# EXERCISE DETAILS:
Which lines contain the word "this"? Return each of them as written.
** begin **
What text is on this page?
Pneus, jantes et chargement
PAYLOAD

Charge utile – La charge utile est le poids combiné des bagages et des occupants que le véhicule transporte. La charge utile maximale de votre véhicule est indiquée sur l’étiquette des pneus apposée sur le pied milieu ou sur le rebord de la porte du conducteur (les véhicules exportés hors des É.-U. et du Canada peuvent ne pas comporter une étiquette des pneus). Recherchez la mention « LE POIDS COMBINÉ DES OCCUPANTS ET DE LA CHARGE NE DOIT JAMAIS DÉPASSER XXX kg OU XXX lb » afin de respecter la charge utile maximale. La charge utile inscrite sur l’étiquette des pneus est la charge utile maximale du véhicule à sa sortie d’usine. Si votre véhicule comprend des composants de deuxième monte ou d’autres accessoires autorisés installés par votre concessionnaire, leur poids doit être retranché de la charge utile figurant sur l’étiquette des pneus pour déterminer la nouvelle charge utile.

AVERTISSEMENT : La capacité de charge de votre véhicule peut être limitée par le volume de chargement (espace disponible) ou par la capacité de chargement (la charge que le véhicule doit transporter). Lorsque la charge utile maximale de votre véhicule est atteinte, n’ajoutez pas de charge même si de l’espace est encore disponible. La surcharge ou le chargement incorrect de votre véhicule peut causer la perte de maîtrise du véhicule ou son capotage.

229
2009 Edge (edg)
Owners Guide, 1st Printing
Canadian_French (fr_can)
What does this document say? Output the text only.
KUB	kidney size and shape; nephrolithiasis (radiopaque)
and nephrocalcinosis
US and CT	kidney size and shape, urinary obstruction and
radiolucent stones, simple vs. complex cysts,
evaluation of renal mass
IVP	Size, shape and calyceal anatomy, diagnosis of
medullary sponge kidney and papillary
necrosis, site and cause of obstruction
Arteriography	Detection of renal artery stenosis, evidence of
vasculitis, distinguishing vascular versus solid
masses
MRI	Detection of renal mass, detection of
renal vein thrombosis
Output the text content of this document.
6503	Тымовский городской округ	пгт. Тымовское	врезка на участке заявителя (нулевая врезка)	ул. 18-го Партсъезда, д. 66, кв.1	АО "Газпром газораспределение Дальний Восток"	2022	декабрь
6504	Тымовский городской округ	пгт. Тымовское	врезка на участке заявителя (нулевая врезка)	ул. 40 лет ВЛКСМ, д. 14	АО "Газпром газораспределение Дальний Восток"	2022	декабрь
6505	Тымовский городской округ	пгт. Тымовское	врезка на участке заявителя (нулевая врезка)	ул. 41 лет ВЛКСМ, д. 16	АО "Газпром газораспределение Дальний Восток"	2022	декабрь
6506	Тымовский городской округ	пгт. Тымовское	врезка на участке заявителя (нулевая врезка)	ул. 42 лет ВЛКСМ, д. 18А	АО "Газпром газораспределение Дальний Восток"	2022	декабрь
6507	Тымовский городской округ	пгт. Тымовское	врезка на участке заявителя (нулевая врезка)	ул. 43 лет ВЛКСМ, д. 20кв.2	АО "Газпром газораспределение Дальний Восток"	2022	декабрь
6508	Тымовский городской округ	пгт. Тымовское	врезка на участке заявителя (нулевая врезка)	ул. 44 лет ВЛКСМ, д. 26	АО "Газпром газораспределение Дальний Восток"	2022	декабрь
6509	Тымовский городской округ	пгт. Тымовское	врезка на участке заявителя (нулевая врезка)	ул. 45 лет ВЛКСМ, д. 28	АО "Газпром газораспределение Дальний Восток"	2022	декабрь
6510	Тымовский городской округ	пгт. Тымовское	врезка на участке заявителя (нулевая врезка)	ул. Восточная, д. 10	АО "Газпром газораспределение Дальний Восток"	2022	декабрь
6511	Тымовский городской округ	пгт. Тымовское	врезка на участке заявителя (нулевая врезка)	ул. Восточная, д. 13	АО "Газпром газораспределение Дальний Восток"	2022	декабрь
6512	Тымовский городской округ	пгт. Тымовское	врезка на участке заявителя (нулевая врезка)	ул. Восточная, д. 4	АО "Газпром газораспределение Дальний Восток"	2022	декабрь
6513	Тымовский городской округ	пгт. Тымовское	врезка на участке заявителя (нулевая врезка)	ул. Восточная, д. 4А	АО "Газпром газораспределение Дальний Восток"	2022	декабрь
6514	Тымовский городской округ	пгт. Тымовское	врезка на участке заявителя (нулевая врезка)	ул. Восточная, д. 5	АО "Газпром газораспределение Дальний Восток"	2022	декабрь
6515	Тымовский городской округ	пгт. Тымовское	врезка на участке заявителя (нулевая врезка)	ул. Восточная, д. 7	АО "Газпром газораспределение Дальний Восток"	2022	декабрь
** end **
# THE REPLY:
What text is on this page?
What does this document say? Output the text only.
Output the text content of this document.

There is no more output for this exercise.